* **Chart and figure data**
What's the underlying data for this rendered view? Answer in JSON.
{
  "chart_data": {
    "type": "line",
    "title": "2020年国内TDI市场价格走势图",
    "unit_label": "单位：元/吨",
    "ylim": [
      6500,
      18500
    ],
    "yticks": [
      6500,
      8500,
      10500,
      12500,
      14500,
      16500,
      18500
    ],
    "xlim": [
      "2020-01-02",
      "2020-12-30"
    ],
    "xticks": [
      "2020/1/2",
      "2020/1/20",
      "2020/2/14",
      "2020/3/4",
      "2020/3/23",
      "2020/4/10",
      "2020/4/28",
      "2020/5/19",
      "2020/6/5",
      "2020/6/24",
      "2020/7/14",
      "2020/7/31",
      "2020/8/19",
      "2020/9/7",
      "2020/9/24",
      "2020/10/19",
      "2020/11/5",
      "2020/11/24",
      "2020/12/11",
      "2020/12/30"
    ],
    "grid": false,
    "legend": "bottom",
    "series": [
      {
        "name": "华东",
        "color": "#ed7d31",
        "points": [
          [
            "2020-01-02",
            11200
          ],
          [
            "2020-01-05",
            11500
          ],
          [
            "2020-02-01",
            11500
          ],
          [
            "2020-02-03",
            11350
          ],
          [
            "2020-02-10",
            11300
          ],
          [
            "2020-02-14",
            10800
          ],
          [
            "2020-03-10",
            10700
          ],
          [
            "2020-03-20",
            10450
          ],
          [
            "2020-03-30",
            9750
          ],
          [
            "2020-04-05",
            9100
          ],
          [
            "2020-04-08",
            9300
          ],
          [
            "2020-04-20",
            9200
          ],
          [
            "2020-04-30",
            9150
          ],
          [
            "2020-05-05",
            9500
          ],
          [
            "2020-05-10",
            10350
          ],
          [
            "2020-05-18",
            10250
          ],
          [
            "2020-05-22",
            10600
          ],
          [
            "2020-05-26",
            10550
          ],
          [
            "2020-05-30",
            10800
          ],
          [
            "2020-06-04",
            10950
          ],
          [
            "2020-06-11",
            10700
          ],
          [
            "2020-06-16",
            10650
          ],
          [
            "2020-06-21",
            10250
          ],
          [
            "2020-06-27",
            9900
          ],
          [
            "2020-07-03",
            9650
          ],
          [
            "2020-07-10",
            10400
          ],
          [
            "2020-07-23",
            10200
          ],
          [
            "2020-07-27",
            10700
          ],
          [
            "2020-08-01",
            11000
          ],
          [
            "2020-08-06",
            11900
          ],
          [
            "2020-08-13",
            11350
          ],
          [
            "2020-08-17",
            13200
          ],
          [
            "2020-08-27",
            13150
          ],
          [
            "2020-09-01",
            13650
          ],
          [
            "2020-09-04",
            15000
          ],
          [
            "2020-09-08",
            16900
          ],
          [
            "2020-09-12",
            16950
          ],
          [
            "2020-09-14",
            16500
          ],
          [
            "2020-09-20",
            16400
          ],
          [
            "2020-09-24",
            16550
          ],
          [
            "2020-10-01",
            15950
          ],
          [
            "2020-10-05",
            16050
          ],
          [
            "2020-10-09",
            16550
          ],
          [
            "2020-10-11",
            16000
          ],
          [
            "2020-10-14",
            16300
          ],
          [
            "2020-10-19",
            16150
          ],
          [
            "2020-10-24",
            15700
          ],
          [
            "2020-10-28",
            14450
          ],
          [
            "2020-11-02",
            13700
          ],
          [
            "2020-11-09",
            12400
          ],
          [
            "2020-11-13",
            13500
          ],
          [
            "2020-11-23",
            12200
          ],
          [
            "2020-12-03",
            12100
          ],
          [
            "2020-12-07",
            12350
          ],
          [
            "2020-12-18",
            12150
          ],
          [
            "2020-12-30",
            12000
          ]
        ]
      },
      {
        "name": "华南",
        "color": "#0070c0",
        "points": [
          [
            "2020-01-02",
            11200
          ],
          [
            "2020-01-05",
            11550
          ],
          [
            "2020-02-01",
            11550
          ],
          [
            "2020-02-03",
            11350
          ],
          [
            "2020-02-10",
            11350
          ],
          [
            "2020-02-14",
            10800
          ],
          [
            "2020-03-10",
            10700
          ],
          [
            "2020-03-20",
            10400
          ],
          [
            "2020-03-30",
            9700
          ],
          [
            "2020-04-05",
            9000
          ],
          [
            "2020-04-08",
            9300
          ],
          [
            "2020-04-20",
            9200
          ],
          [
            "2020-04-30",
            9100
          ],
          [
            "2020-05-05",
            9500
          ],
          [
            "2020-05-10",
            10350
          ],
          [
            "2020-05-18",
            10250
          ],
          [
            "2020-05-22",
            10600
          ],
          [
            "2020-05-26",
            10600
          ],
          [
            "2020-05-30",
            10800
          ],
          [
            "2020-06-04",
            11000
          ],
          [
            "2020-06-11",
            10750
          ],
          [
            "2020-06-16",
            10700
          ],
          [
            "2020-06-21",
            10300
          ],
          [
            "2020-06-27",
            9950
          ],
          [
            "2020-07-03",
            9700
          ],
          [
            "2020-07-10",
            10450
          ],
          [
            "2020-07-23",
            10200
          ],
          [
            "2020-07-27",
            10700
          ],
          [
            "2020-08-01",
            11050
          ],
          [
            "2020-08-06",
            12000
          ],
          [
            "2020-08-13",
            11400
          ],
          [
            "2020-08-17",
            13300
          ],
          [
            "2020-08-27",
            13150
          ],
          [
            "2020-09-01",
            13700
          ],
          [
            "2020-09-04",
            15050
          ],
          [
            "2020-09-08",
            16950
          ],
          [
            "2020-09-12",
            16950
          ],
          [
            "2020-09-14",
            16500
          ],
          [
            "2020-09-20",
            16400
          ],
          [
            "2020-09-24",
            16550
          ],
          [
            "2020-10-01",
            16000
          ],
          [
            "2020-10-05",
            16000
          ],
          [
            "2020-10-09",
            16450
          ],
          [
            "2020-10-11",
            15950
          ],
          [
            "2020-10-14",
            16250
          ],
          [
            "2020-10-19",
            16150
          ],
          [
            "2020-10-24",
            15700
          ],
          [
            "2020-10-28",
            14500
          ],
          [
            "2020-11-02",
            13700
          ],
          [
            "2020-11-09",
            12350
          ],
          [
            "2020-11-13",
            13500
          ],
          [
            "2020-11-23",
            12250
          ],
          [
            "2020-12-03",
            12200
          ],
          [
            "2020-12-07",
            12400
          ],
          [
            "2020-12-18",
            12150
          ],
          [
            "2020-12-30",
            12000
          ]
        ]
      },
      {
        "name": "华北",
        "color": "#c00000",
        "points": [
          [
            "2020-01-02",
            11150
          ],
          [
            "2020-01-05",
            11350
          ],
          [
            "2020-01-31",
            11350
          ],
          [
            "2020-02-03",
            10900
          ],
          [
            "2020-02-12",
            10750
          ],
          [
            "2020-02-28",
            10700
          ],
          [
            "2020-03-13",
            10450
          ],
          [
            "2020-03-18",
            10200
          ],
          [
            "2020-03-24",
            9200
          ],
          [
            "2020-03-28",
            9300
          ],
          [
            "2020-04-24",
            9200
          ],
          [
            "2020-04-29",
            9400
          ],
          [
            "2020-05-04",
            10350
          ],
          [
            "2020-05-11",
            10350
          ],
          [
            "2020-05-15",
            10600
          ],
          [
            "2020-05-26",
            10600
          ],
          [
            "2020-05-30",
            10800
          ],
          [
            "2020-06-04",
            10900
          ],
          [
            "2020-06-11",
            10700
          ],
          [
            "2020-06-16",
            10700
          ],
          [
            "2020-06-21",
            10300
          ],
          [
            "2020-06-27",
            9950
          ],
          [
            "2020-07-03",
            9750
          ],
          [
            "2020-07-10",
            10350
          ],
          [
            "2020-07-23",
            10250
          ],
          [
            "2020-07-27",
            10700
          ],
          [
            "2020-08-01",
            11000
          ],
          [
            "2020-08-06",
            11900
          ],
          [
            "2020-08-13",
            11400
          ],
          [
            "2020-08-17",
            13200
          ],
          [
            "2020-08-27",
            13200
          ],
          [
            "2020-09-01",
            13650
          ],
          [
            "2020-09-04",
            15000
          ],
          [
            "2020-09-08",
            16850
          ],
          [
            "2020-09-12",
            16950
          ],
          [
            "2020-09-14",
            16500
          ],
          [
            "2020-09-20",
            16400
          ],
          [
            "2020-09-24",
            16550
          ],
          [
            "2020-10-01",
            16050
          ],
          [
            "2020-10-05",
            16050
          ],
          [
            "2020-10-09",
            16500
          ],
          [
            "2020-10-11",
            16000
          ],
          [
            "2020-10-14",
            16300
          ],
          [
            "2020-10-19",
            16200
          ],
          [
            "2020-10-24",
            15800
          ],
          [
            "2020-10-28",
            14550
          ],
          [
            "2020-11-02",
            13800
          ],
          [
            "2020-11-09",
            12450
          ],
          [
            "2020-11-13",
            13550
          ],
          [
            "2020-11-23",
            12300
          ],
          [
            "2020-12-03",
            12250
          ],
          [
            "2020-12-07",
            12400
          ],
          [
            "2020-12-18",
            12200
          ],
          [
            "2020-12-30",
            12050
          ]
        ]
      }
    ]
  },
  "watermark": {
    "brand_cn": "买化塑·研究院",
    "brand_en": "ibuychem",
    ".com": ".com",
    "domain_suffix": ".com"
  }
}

* **Short task**
Identify each line containing the string "color" and copy it out.

* **Problem solution**
        "color": "#ed7d31",
        "color": "#0070c0",
        "color": "#c00000",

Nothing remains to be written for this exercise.